▶ _EXERCISE_: Omit all pictures and give the records below again exactly as written.

(Recorded data)
============

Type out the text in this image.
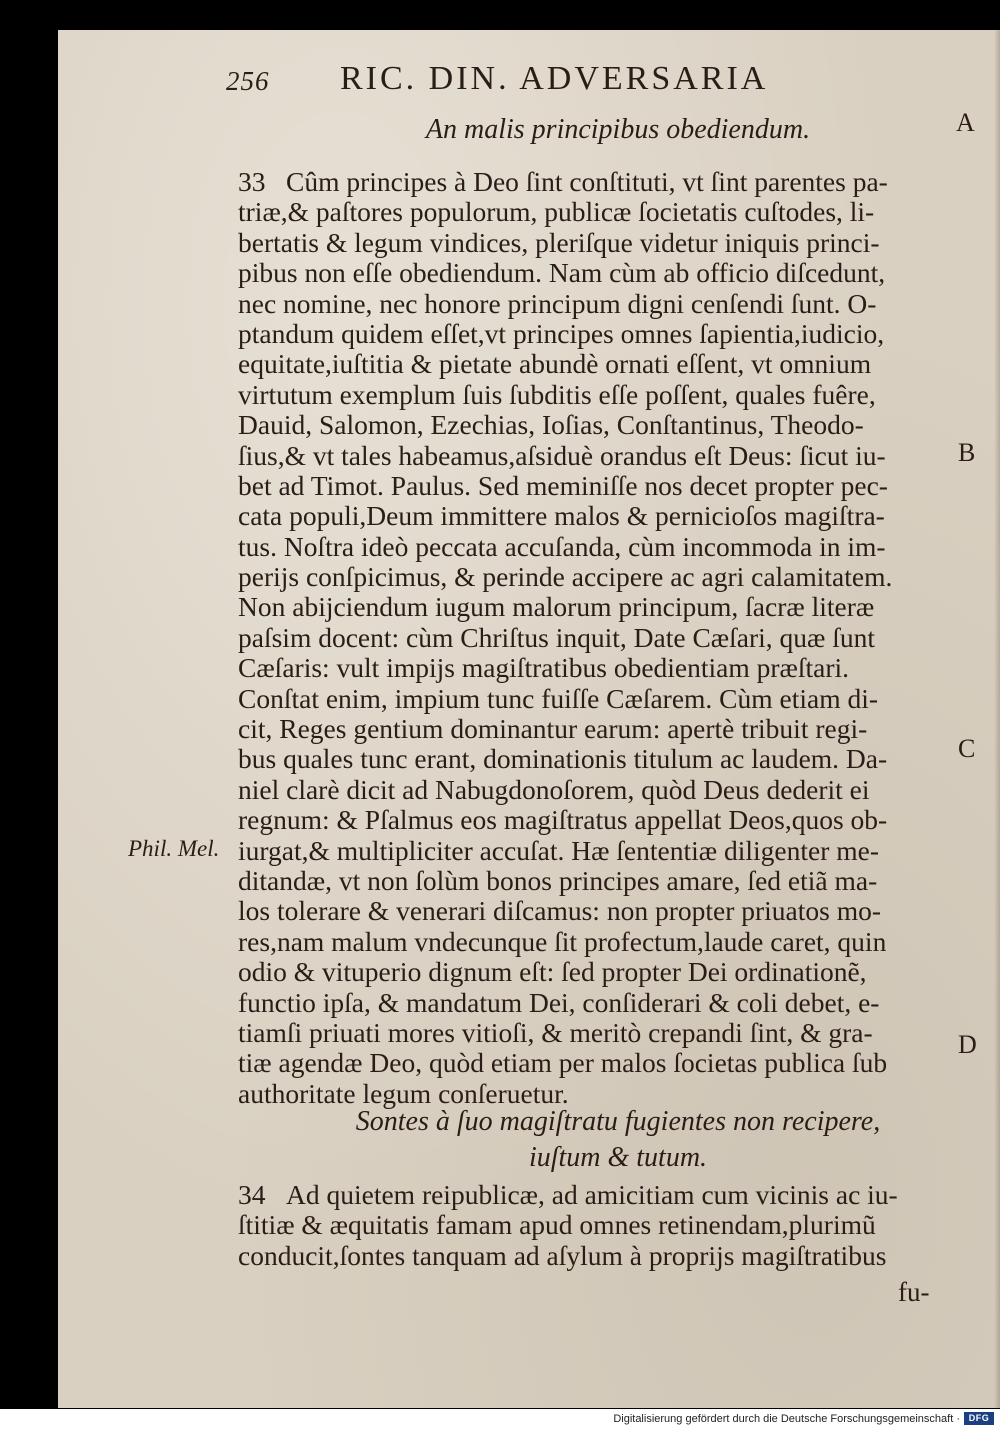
256 RIC. DIN. ADVERSARIA
A
An malis principibus obediendum.
33 Cûm principes à Deo ſint conſtituti, vt ſint parentes pa-
triæ,& paſtores populorum, publicæ ſocietatis cuſtodes, li-
bertatis & legum vindices, pleriſque videtur iniquis princi-
pibus non eſſe obediendum. Nam cùm ab officio diſcedunt,
nec nomine, nec honore principum digni cenſendi ſunt. O-
ptandum quidem eſſet,vt principes omnes ſapientia,iudicio,
equitate,iuſtitia & pietate abundè ornati eſſent, vt omnium
virtutum exemplum ſuis ſubditis eſſe poſſent, quales fuêre,
Dauid, Salomon, Ezechias, Ioſias, Conſtantinus, Theodo-
ſius,& vt tales habeamus,aſsiduè orandus eſt Deus: ſicut iu-
bet ad Timot. Paulus. Sed meminiſſe nos decet propter pec-
cata populi,Deum immittere malos & pernicioſos magiſtra-
tus. Noſtra ideò peccata accuſanda, cùm incommoda in im-
perijs conſpicimus, & perinde accipere ac agri calamitatem.
Non abijciendum iugum malorum principum, ſacræ literæ
paſsim docent: cùm Chriſtus inquit, Date Cæſari, quæ ſunt
Cæſaris: vult impijs magiſtratibus obedientiam præſtari.
Conſtat enim, impium tunc fuiſſe Cæſarem. Cùm etiam di-
cit, Reges gentium dominantur earum: apertè tribuit regi-
bus quales tunc erant, dominationis titulum ac laudem. Da-
niel clarè dicit ad Nabugdonoſorem, quòd Deus dederit ei
regnum: & Pſalmus eos magiſtratus appellat Deos,quos ob-
iurgat,& multipliciter accuſat. Hæ ſententiæ diligenter me-
ditandæ, vt non ſolùm bonos principes amare, ſed etiã ma-
los tolerare & venerari diſcamus: non propter priuatos mo-
res,nam malum vndecunque ſit profectum,laude caret, quin
odio & vituperio dignum eſt: ſed propter Dei ordinationẽ,
functio ipſa, & mandatum Dei, conſiderari & coli debet, e-
tiamſi priuati mores vitioſi, & meritò crepandi ſint, & gra-
tiæ agendæ Deo, quòd etiam per malos ſocietas publica ſub
authoritate legum conſeruetur.
B
C
D
Phil. Mel.
Sontes à ſuo magiſtratu fugientes non recipere,
iuſtum & tutum.
34 Ad quietem reipublicæ, ad amicitiam cum vicinis ac iu-
ſtitiæ & æquitatis famam apud omnes retinendam,plurimũ
conducit,ſontes tanquam ad aſylum à proprijs magiſtratibus
fu-
Digitalisierung gefördert durch die Deutsche Forschungsgemeinschaft · DFG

============

▶ _FINISHED EXERCISE_:
Type out the text in this image.
256 RIC. DIN. ADVERSARIA
A
An malis principibus obediendum.
33 Cûm principes à Deo ſint conſtituti, vt ſint parentes pa-
triæ,& paſtores populorum, publicæ ſocietatis cuſtodes, li-
bertatis & legum vindices, pleriſque videtur iniquis princi-
pibus non eſſe obediendum. Nam cùm ab officio diſcedunt,
nec nomine, nec honore principum digni cenſendi ſunt. O-
ptandum quidem eſſet,vt principes omnes ſapientia,iudicio,
equitate,iuſtitia & pietate abundè ornati eſſent, vt omnium
virtutum exemplum ſuis ſubditis eſſe poſſent, quales fuêre,
Dauid, Salomon, Ezechias, Ioſias, Conſtantinus, Theodo-
ſius,& vt tales habeamus,aſsiduè orandus eſt Deus: ſicut iu-
bet ad Timot. Paulus. Sed meminiſſe nos decet propter pec-
cata populi,Deum immittere malos & pernicioſos magiſtra-
tus. Noſtra ideò peccata accuſanda, cùm incommoda in im-
perijs conſpicimus, & perinde accipere ac agri calamitatem.
Non abijciendum iugum malorum principum, ſacræ literæ
paſsim docent: cùm Chriſtus inquit, Date Cæſari, quæ ſunt
Cæſaris: vult impijs magiſtratibus obedientiam præſtari.
Conſtat enim, impium tunc fuiſſe Cæſarem. Cùm etiam di-
cit, Reges gentium dominantur earum: apertè tribuit regi-
bus quales tunc erant, dominationis titulum ac laudem. Da-
niel clarè dicit ad Nabugdonoſorem, quòd Deus dederit ei
regnum: & Pſalmus eos magiſtratus appellat Deos,quos ob-
iurgat,& multipliciter accuſat. Hæ ſententiæ diligenter me-
ditandæ, vt non ſolùm bonos principes amare, ſed etiã ma-
los tolerare & venerari diſcamus: non propter priuatos mo-
res,nam malum vndecunque ſit profectum,laude caret, quin
odio & vituperio dignum eſt: ſed propter Dei ordinationẽ,
functio ipſa, & mandatum Dei, conſiderari & coli debet, e-
tiamſi priuati mores vitioſi, & meritò crepandi ſint, & gra-
tiæ agendæ Deo, quòd etiam per malos ſocietas publica ſub
authoritate legum conſeruetur.
B
C
D
Phil. Mel.
Sontes à ſuo magiſtratu fugientes non recipere,
iuſtum & tutum.
34 Ad quietem reipublicæ, ad amicitiam cum vicinis ac iu-
ſtitiæ & æquitatis famam apud omnes retinendam,plurimũ
conducit,ſontes tanquam ad aſylum à proprijs magiſtratibus
fu-
Digitalisierung gefördert durch die Deutsche Forschungsgemeinschaft · DFG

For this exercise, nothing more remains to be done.